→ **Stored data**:
-- -- --
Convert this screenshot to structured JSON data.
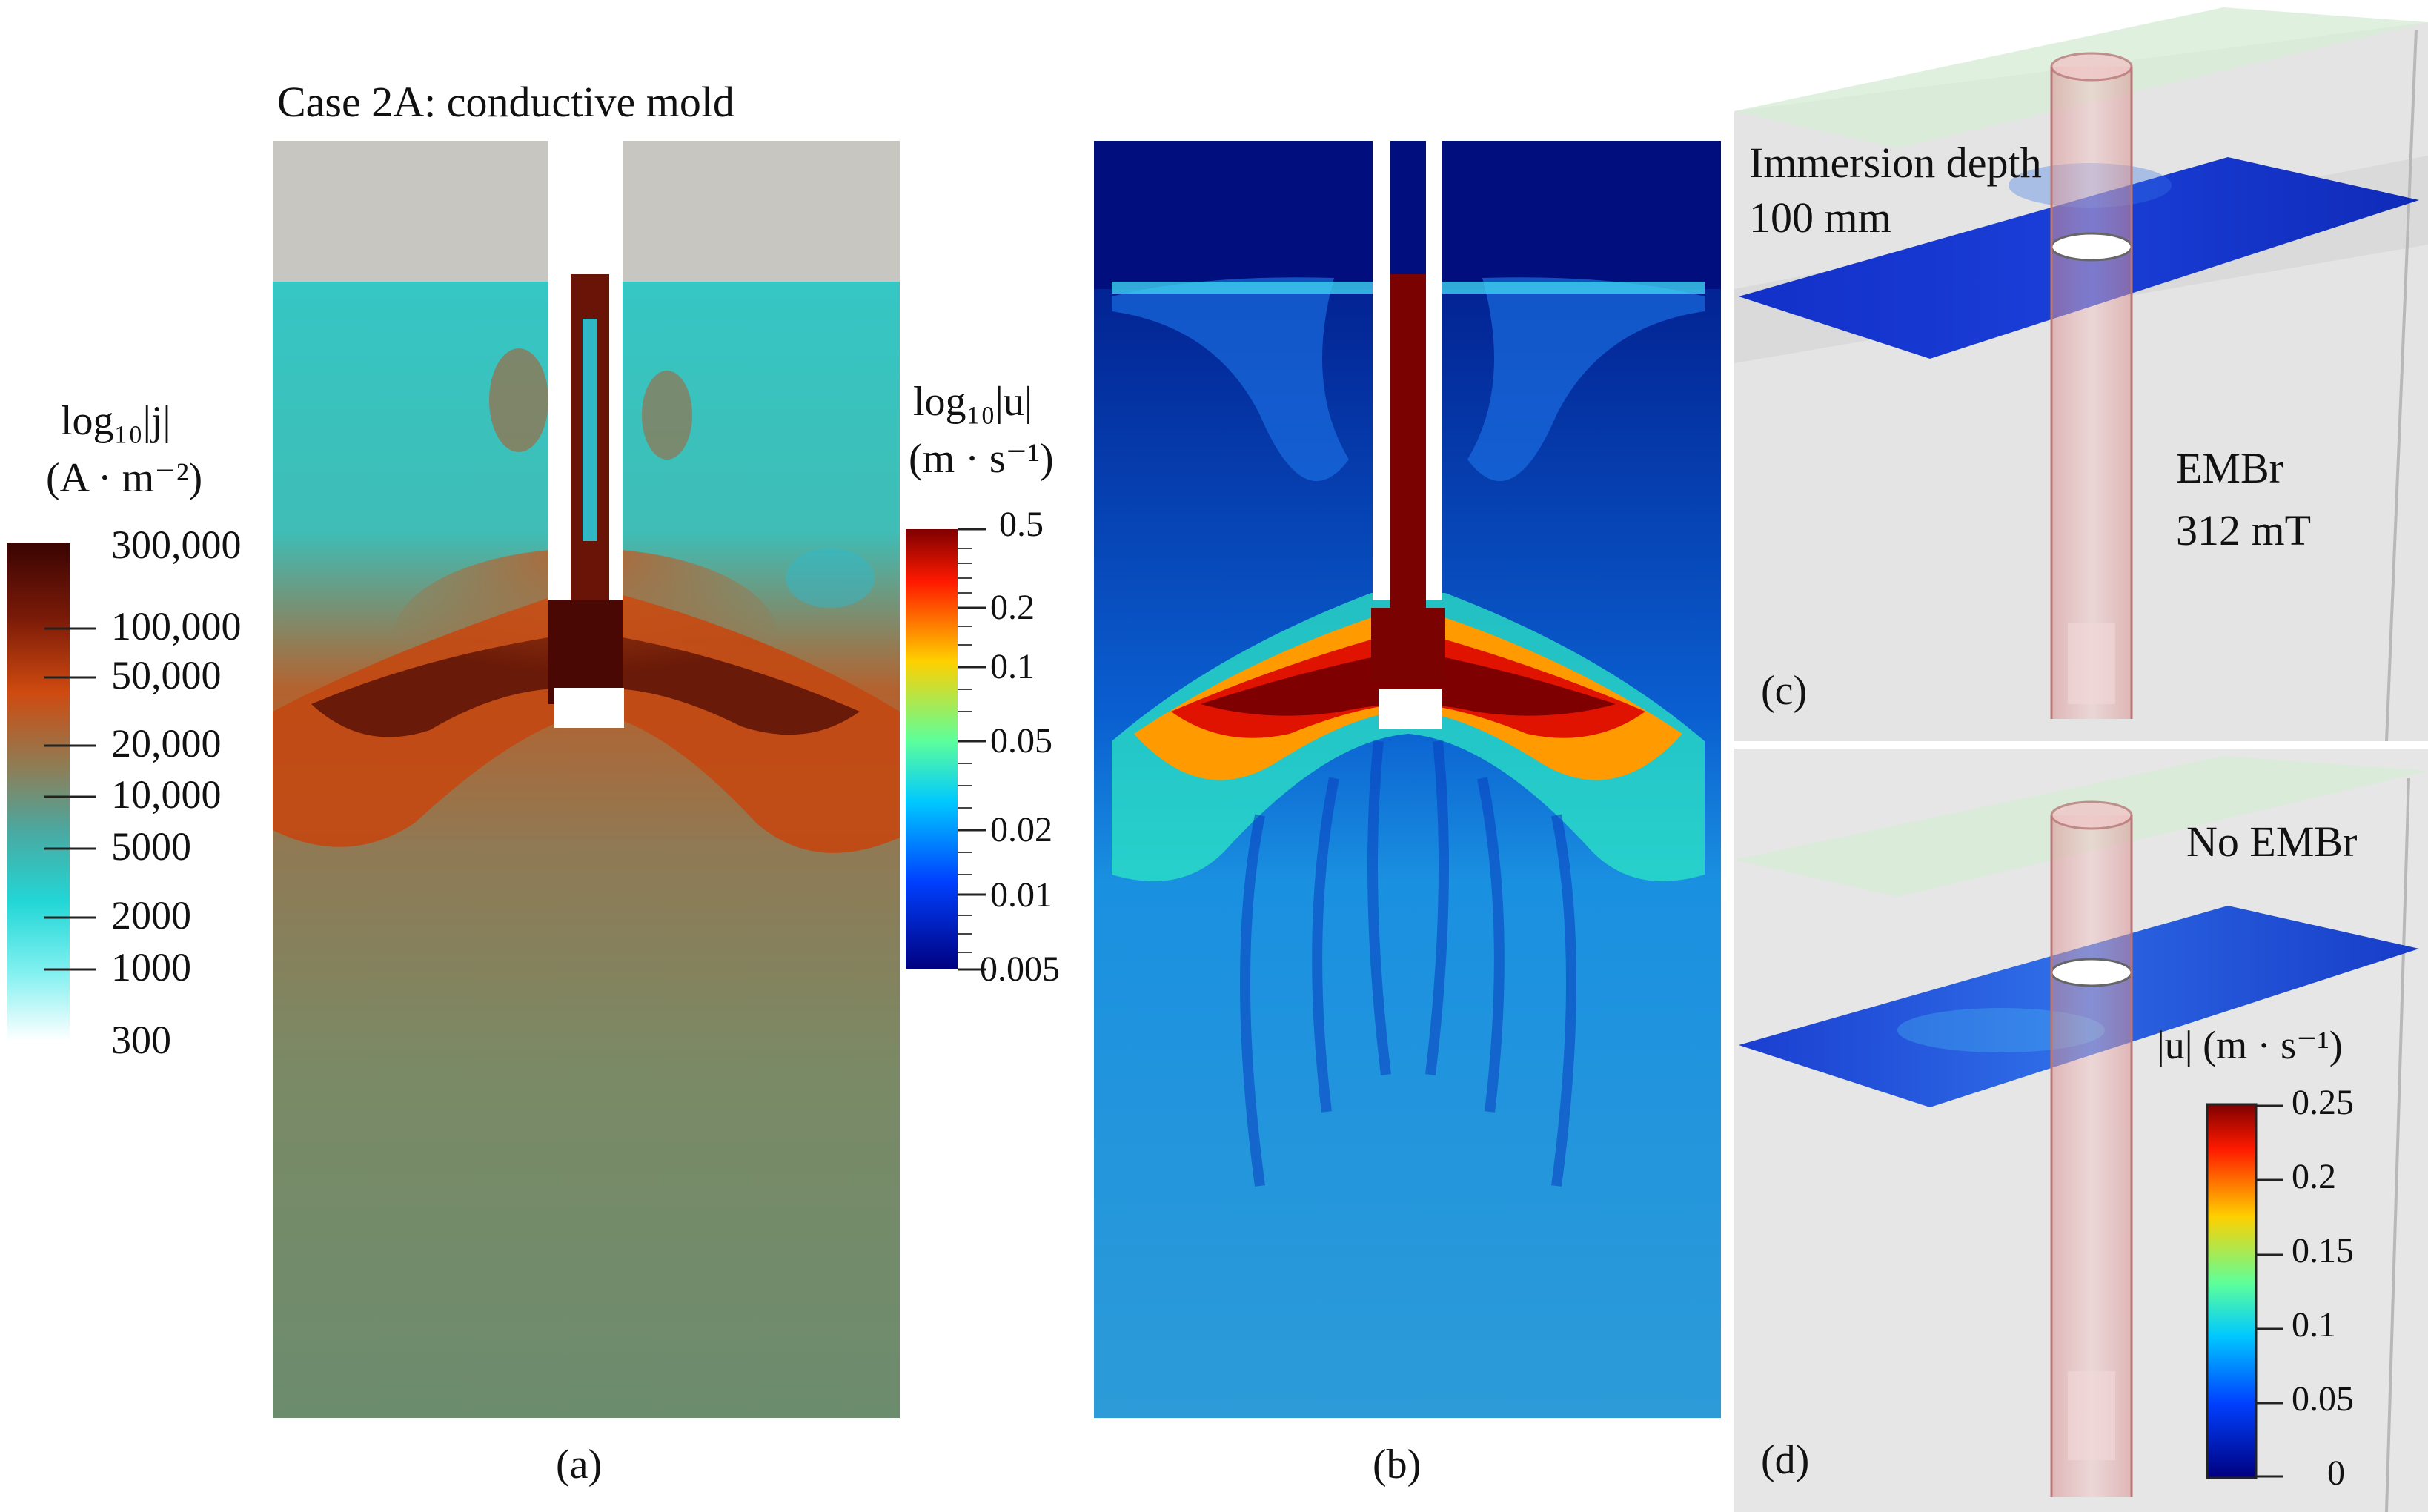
{
  "panel_a": {
    "title": "Case 2A: conductive mold",
    "label": "(a)",
    "colorbar": {
      "title_line1": "log₁₀|j|",
      "title_line2": "(A · m⁻²)",
      "ticks": [
        "300,000",
        "100,000",
        "50,000",
        "20,000",
        "10,000",
        "5000",
        "2000",
        "1000",
        "300"
      ]
    }
  },
  "panel_b": {
    "label": "(b)",
    "colorbar": {
      "title_line1": "log₁₀|u|",
      "title_line2": "(m · s⁻¹)",
      "ticks": [
        "0.5",
        "0.2",
        "0.1",
        "0.05",
        "0.02",
        "0.01",
        "0.005"
      ]
    }
  },
  "panel_c": {
    "label": "(c)",
    "depth_line1": "Immersion depth",
    "depth_line2": "100 mm",
    "field_line1": "EMBr",
    "field_line2": "312 mT"
  },
  "panel_d": {
    "label": "(d)",
    "field_text": "No EMBr",
    "colorbar": {
      "title": "|u| (m · s⁻¹)",
      "ticks": [
        "0.25",
        "0.2",
        "0.15",
        "0.1",
        "0.05",
        "0"
      ]
    }
  },
  "colors": {
    "mold_gray": "#c8c6c0",
    "teal": "#2fc8c3",
    "rust": "#c44a12",
    "dark_brown": "#4a0a04",
    "olive": "#6f8a6a",
    "jet_blue": "#00108a",
    "jet_red": "#8b0000"
  }
}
-- -- --
Repeat all of the entries word for word, but omit the pictures.

Convert this screenshot to structured JSON data.
{
  "panel_a": {
    "title": "Case 2A: conductive mold",
    "label": "(a)",
    "colorbar": {
      "title_line1": "log₁₀|j|",
      "title_line2": "(A · m⁻²)",
      "ticks": [
        "300,000",
        "100,000",
        "50,000",
        "20,000",
        "10,000",
        "5000",
        "2000",
        "1000",
        "300"
      ]
    }
  },
  "panel_b": {
    "label": "(b)",
    "colorbar": {
      "title_line1": "log₁₀|u|",
      "title_line2": "(m · s⁻¹)",
      "ticks": [
        "0.5",
        "0.2",
        "0.1",
        "0.05",
        "0.02",
        "0.01",
        "0.005"
      ]
    }
  },
  "panel_c": {
    "label": "(c)",
    "depth_line1": "Immersion depth",
    "depth_line2": "100 mm",
    "field_line1": "EMBr",
    "field_line2": "312 mT"
  },
  "panel_d": {
    "label": "(d)",
    "field_text": "No EMBr",
    "colorbar": {
      "title": "|u| (m · s⁻¹)",
      "ticks": [
        "0.25",
        "0.2",
        "0.15",
        "0.1",
        "0.05",
        "0"
      ]
    }
  },
  "colors": {
    "mold_gray": "#c8c6c0",
    "teal": "#2fc8c3",
    "rust": "#c44a12",
    "dark_brown": "#4a0a04",
    "olive": "#6f8a6a",
    "jet_blue": "#00108a",
    "jet_red": "#8b0000"
  }
}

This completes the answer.